[Stored data]
'''
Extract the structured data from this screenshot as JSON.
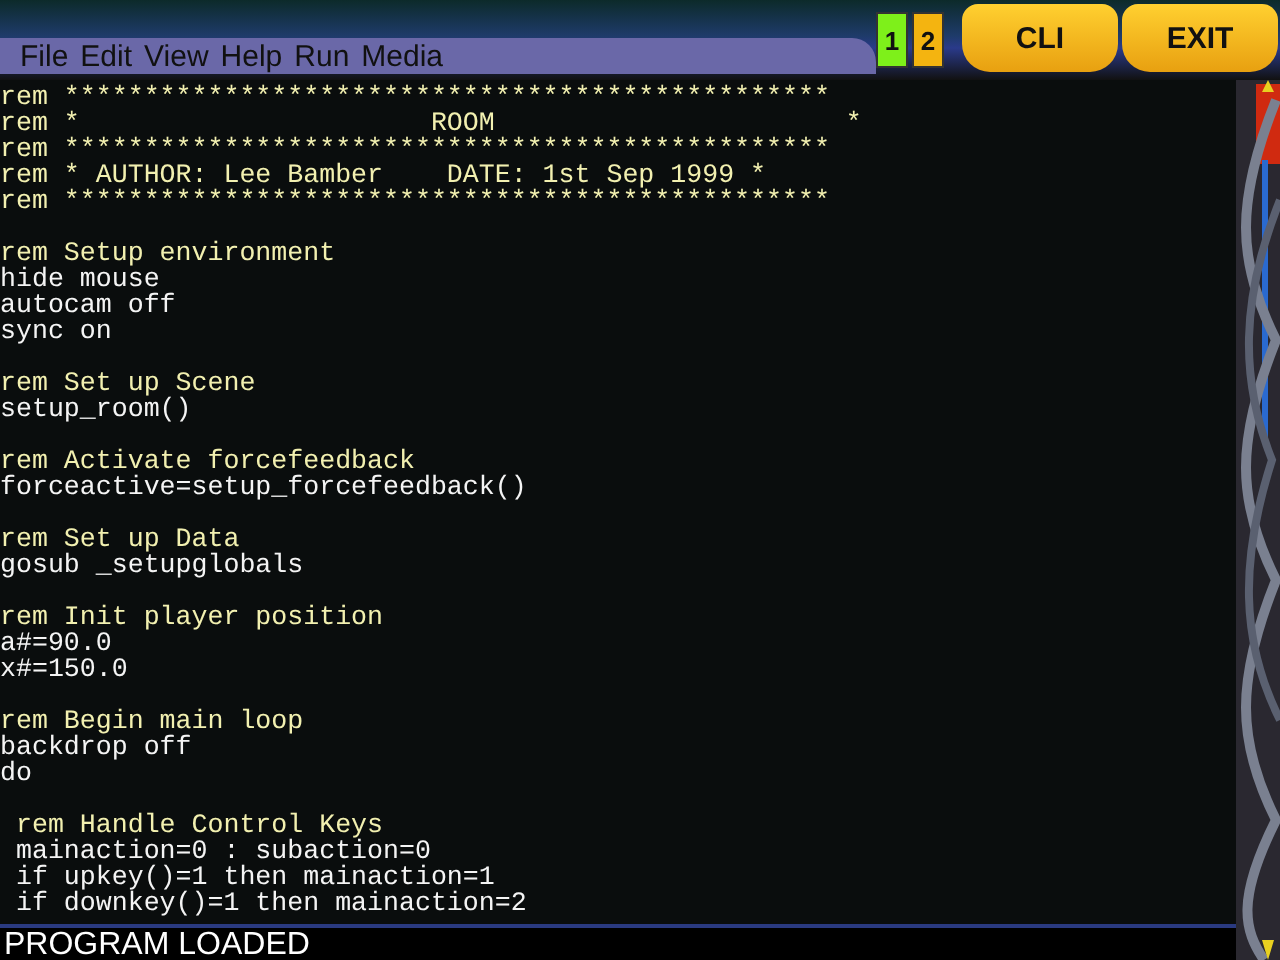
{
  "menu": [
    "File",
    "Edit",
    "View",
    "Help",
    "Run",
    "Media"
  ],
  "screens": [
    {
      "label": "1",
      "selected": true
    },
    {
      "label": "2",
      "selected": false
    }
  ],
  "buttons": [
    "CLI",
    "EXIT"
  ],
  "editor": {
    "lines": [
      {
        "kind": "comment",
        "text": "rem ************************************************"
      },
      {
        "kind": "comment",
        "text": "rem *                      ROOM                      *"
      },
      {
        "kind": "comment",
        "text": "rem ************************************************"
      },
      {
        "kind": "comment",
        "text": "rem * AUTHOR: Lee Bamber    DATE: 1st Sep 1999 *"
      },
      {
        "kind": "comment",
        "text": "rem ************************************************"
      },
      {
        "kind": "blank"
      },
      {
        "kind": "comment",
        "text": "rem Setup environment"
      },
      {
        "kind": "code",
        "text": "hide mouse"
      },
      {
        "kind": "code",
        "text": "autocam off"
      },
      {
        "kind": "code",
        "text": "sync on"
      },
      {
        "kind": "blank"
      },
      {
        "kind": "comment",
        "text": "rem Set up Scene"
      },
      {
        "kind": "code",
        "text": "setup_room()"
      },
      {
        "kind": "blank"
      },
      {
        "kind": "comment",
        "text": "rem Activate forcefeedback"
      },
      {
        "kind": "code",
        "text": "forceactive=setup_forcefeedback()"
      },
      {
        "kind": "blank"
      },
      {
        "kind": "comment",
        "text": "rem Set up Data"
      },
      {
        "kind": "code",
        "text": "gosub _setupglobals"
      },
      {
        "kind": "blank"
      },
      {
        "kind": "comment",
        "text": "rem Init player position"
      },
      {
        "kind": "code",
        "text": "a#=90.0"
      },
      {
        "kind": "code",
        "text": "x#=150.0"
      },
      {
        "kind": "blank"
      },
      {
        "kind": "comment",
        "text": "rem Begin main loop"
      },
      {
        "kind": "code",
        "text": "backdrop off"
      },
      {
        "kind": "code",
        "text": "do"
      },
      {
        "kind": "blank"
      },
      {
        "kind": "comment",
        "text": " rem Handle Control Keys"
      },
      {
        "kind": "code",
        "text": " mainaction=0 : subaction=0"
      },
      {
        "kind": "code",
        "text": " if upkey()=1 then mainaction=1"
      },
      {
        "kind": "code",
        "text": " if downkey()=1 then mainaction=2"
      }
    ]
  },
  "status_bar": "PROGRAM LOADED"
}
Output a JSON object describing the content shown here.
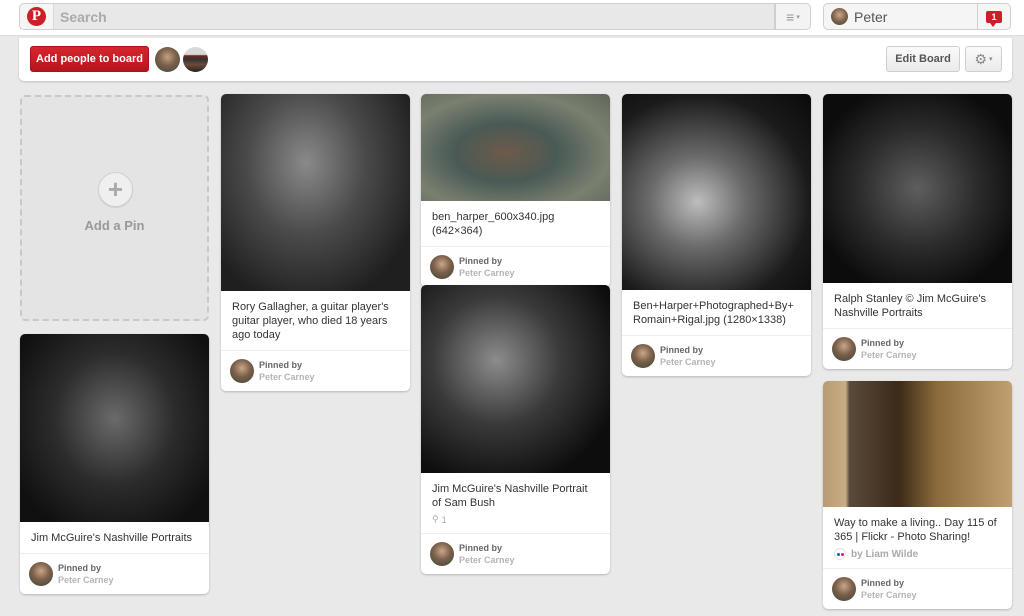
'''
#### What you will do:
Copy each line exactly, and leave the pictures out of your copy.

#### Solution below:
Extract the structured data from this screenshot as JSON.
{
  "menu": [
    "File",
    "Edit",
    "View",
    "Help",
    "Run",
    "Media"
  ],
  "screens": [
    {
      "label": "1",
      "selected": true
    },
    {
      "label": "2",
      "selected": false
    }
  ],
  "buttons": [
    "CLI",
    "EXIT"
  ],
  "editor": {
    "lines": [
      {
        "kind": "comment",
        "text": "rem ************************************************"
      },
      {
        "kind": "comment",
        "text": "rem *                      ROOM                      *"
      },
      {
        "kind": "comment",
        "text": "rem ************************************************"
      },
      {
        "kind": "comment",
        "text": "rem * AUTHOR: Lee Bamber    DATE: 1st Sep 1999 *"
      },
      {
        "kind": "comment",
        "text": "rem ************************************************"
      },
      {
        "kind": "blank"
      },
      {
        "kind": "comment",
        "text": "rem Setup environment"
      },
      {
        "kind": "code",
        "text": "hide mouse"
      },
      {
        "kind": "code",
        "text": "autocam off"
      },
      {
        "kind": "code",
        "text": "sync on"
      },
      {
        "kind": "blank"
      },
      {
        "kind": "comment",
        "text": "rem Set up Scene"
      },
      {
        "kind": "code",
        "text": "setup_room()"
      },
      {
        "kind": "blank"
      },
      {
        "kind": "comment",
        "text": "rem Activate forcefeedback"
      },
      {
        "kind": "code",
        "text": "forceactive=setup_forcefeedback()"
      },
      {
        "kind": "blank"
      },
      {
        "kind": "comment",
        "text": "rem Set up Data"
      },
      {
        "kind": "code",
        "text": "gosub _setupglobals"
      },
      {
        "kind": "blank"
      },
      {
        "kind": "comment",
        "text": "rem Init player position"
      },
      {
        "kind": "code",
        "text": "a#=90.0"
      },
      {
        "kind": "code",
        "text": "x#=150.0"
      },
      {
        "kind": "blank"
      },
      {
        "kind": "comment",
        "text": "rem Begin main loop"
      },
      {
        "kind": "code",
        "text": "backdrop off"
      },
      {
        "kind": "code",
        "text": "do"
      },
      {
        "kind": "blank"
      },
      {
        "kind": "comment",
        "text": " rem Handle Control Keys"
      },
      {
        "kind": "code",
        "text": " mainaction=0 : subaction=0"
      },
      {
        "kind": "code",
        "text": " if upkey()=1 then mainaction=1"
      },
      {
        "kind": "code",
        "text": " if downkey()=1 then mainaction=2"
      }
    ]
  },
  "status_bar": "PROGRAM LOADED"
}
Output a JSON object describing the content shown here.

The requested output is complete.